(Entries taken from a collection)
○ ○ ○
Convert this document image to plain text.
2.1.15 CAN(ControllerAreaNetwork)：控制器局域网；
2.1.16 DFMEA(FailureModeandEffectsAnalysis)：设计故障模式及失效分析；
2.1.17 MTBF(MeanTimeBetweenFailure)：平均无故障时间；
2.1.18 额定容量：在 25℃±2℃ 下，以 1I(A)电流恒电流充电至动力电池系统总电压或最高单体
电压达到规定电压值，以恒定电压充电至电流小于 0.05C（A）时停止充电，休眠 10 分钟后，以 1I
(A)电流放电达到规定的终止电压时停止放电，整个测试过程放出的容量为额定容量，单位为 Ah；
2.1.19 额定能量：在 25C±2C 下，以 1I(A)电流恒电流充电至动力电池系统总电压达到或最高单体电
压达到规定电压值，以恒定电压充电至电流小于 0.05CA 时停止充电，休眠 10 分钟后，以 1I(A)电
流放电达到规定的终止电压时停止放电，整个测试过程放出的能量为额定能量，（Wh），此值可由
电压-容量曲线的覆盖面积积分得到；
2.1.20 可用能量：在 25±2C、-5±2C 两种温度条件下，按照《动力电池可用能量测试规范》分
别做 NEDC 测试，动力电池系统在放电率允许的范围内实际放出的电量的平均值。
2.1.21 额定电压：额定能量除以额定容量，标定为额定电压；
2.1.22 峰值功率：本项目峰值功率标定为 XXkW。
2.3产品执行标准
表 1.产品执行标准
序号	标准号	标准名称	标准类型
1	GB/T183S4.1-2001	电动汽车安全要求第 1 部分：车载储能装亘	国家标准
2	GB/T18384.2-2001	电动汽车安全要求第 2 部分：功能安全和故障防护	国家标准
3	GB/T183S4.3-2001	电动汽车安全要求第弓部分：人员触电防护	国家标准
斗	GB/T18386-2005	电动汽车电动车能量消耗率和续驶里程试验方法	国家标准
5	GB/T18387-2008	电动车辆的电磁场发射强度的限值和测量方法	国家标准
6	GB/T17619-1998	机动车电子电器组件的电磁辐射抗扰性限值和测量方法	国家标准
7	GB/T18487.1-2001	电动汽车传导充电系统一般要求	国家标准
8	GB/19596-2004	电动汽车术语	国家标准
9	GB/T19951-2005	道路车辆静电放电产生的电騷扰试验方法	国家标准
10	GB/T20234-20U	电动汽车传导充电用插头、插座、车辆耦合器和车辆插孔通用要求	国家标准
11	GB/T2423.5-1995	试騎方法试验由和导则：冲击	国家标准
○ ○ ○
* **WHAT THIS TASK INVOLVES**:
Extract the complete listing above, reproducing each line exactly.

* **SOLUTION BELOW**:
Convert this document image to plain text.
2.1.15 CAN(ControllerAreaNetwork)：控制器局域网；
2.1.16 DFMEA(FailureModeandEffectsAnalysis)：设计故障模式及失效分析；
2.1.17 MTBF(MeanTimeBetweenFailure)：平均无故障时间；
2.1.18 额定容量：在 25℃±2℃ 下，以 1I(A)电流恒电流充电至动力电池系统总电压或最高单体
电压达到规定电压值，以恒定电压充电至电流小于 0.05C（A）时停止充电，休眠 10 分钟后，以 1I
(A)电流放电达到规定的终止电压时停止放电，整个测试过程放出的容量为额定容量，单位为 Ah；
2.1.19 额定能量：在 25C±2C 下，以 1I(A)电流恒电流充电至动力电池系统总电压达到或最高单体电
压达到规定电压值，以恒定电压充电至电流小于 0.05CA 时停止充电，休眠 10 分钟后，以 1I(A)电
流放电达到规定的终止电压时停止放电，整个测试过程放出的能量为额定能量，（Wh），此值可由
电压-容量曲线的覆盖面积积分得到；
2.1.20 可用能量：在 25±2C、-5±2C 两种温度条件下，按照《动力电池可用能量测试规范》分
别做 NEDC 测试，动力电池系统在放电率允许的范围内实际放出的电量的平均值。
2.1.21 额定电压：额定能量除以额定容量，标定为额定电压；
2.1.22 峰值功率：本项目峰值功率标定为 XXkW。
2.3产品执行标准
表 1.产品执行标准
序号	标准号	标准名称	标准类型
1	GB/T183S4.1-2001	电动汽车安全要求第 1 部分：车载储能装亘	国家标准
2	GB/T18384.2-2001	电动汽车安全要求第 2 部分：功能安全和故障防护	国家标准
3	GB/T183S4.3-2001	电动汽车安全要求第弓部分：人员触电防护	国家标准
斗	GB/T18386-2005	电动汽车电动车能量消耗率和续驶里程试验方法	国家标准
5	GB/T18387-2008	电动车辆的电磁场发射强度的限值和测量方法	国家标准
6	GB/T17619-1998	机动车电子电器组件的电磁辐射抗扰性限值和测量方法	国家标准
7	GB/T18487.1-2001	电动汽车传导充电系统一般要求	国家标准
8	GB/19596-2004	电动汽车术语	国家标准
9	GB/T19951-2005	道路车辆静电放电产生的电騷扰试验方法	国家标准
10	GB/T20234-20U	电动汽车传导充电用插头、插座、车辆耦合器和车辆插孔通用要求	国家标准
11	GB/T2423.5-1995	试騎方法试验由和导则：冲击	国家标准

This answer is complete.